Solicitud:
En el extracto sobre el primer arzobispo de Guadalajara, ¿con qué dos elementos propios contaba el nuevo arzobispo para recomponer la situación?

Ante tal estado generalizado de destrucción y miseria, que se delinea a través de toda la Relatio, era necesario recomponer la situación. El nuevo arzobispo cuenta con dos elementos propios y muy eficaces, a pesar de estar en mínimos: de una parte el clero y de otra la acción pastoral. En cuanto al clero, Espinosa dedica una amplia información en los apartados correspondientes, el capítulo III De Clero seculari y el VI De Seminario Era vital mantener una rigurosa formación de los seminaristas, y él cuidará de ello y de toda una serie de requisitos imprescindibles para ordenar a nuevos presbíteros,  e incluso la obligación de los sacerdotes de tener reuniones regulares y de llevar el vestido talar con la clara finalidad de conseguir y mantener una unidad al interior y al exterior del clero.

El otro elemento era la pastoral. No se aprecia un interés especial por los sacramentos, aunque menciona en dos ocasiones la confirmación,  su atención se centra en la enseñanza de la doctrina cristiana a través de las ca¬tequesis en especial a los niños,  a la predicación usando cualquier “recurso para enseñar a los fieles la Palabra de Dios” y revelar “las premisas que son necesarias para la salvación, bien a través de cartas bien a través de sermones y sobre todo por medio de hombres idóneos, celosos de la integridad de la doctrina y de las buenas costumbres”,  y, por supuesto, el fomento de la piedad popular alentando la acción y cultos de las confraternidades.


A MODO DE EPÍLOGO

La figura del primer arzobispo de Guadalajara se nos presenta como muy singular. Si de una parte es un hombre fiel a su misión como pastor de la Iglesia, y como tal denuncia los expolios, la persecución, y defiende los derechos y libertad de la Iglesia, en su planteamiento personal Espinosa va más lejos a la explicación simplista de los hechos reduciéndolos a una mera contradicción entre liberales y conservadores o a la enconada polémica entre el tro¬no y el altar, tan generalizada en el medio clerical europeo y americano.

Hombre de su tiempo, en el que prevalecen un tanto la confusión ideológica y de acción, se sirve de un talante mesurado y realista, al punto de no apelar a resortes o instancias de Roma como respuesta a los problemas de todo orden que debía él afrontar; por otra parte, parece conocer perfectamente –y tácitamente aceptar- que la realidad socio-política ha superado del todo el antiguo sistema de relaciones de poder y de vinculaciones sociales.

Datos proporcionados:
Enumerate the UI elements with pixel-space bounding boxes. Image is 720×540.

La solución:
Con el clero y con la acción pastoral.